_RECORD SET_
##############################

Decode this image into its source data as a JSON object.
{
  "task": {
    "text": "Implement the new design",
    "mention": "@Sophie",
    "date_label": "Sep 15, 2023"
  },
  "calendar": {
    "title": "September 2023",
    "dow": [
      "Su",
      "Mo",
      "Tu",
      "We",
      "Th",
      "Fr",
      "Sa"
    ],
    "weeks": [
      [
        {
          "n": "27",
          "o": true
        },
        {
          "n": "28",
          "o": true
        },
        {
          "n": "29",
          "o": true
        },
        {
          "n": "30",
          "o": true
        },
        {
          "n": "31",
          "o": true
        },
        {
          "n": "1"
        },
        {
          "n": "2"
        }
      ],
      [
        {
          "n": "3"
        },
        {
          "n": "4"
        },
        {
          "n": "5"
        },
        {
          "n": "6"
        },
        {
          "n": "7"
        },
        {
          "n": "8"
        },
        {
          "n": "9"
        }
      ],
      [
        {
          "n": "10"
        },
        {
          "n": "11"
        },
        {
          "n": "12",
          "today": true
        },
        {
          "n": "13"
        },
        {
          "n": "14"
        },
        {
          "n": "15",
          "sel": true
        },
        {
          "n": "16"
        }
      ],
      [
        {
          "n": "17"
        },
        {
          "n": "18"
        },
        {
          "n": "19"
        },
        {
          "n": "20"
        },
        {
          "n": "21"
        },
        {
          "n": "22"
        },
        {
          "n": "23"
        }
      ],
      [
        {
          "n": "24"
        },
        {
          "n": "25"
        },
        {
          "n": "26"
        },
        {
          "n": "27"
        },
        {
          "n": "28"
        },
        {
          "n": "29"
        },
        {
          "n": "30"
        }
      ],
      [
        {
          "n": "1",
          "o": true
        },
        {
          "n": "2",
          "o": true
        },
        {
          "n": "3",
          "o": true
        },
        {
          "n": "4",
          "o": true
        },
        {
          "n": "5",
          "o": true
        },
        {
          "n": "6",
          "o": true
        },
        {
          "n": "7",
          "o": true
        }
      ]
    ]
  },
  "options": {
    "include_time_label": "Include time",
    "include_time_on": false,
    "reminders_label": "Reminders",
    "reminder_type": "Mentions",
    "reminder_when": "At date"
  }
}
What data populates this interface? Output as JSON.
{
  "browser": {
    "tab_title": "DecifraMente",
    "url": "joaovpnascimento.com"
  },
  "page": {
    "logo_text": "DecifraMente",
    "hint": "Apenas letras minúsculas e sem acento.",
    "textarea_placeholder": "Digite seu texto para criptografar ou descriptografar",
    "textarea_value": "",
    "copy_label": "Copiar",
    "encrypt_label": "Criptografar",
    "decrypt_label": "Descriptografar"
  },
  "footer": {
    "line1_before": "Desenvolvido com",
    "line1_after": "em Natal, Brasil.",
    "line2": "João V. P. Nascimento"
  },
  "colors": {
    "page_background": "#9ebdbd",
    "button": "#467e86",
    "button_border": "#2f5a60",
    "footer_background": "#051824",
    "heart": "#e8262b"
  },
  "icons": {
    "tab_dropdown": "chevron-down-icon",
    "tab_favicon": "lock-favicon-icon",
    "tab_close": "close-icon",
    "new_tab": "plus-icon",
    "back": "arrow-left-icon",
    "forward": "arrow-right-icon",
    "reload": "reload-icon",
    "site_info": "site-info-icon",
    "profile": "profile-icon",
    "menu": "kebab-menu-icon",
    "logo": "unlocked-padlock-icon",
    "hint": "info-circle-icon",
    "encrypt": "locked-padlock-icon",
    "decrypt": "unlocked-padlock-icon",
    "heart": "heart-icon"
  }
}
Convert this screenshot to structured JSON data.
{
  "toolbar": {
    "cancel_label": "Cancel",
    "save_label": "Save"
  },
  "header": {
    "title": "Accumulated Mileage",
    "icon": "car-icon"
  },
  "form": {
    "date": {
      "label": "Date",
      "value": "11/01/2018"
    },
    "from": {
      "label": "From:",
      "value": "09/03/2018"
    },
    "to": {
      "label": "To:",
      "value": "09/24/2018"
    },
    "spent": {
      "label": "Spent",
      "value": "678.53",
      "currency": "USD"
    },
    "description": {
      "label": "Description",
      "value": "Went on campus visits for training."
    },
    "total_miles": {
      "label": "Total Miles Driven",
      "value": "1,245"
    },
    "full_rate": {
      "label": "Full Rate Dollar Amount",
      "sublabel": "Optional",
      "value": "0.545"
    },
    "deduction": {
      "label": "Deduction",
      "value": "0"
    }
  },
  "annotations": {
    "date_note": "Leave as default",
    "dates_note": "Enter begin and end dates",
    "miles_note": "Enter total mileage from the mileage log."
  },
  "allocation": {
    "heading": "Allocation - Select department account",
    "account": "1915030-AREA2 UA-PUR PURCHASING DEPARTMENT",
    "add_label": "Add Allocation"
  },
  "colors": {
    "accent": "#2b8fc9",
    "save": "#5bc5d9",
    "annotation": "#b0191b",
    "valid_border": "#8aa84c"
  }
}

##############################

_EXERCISE_
Copy out every line that includes the word "data".

_FINAL RESULT_
Decode this image into its source data as a JSON object.
What data populates this interface? Output as JSON.
Convert this screenshot to structured JSON data.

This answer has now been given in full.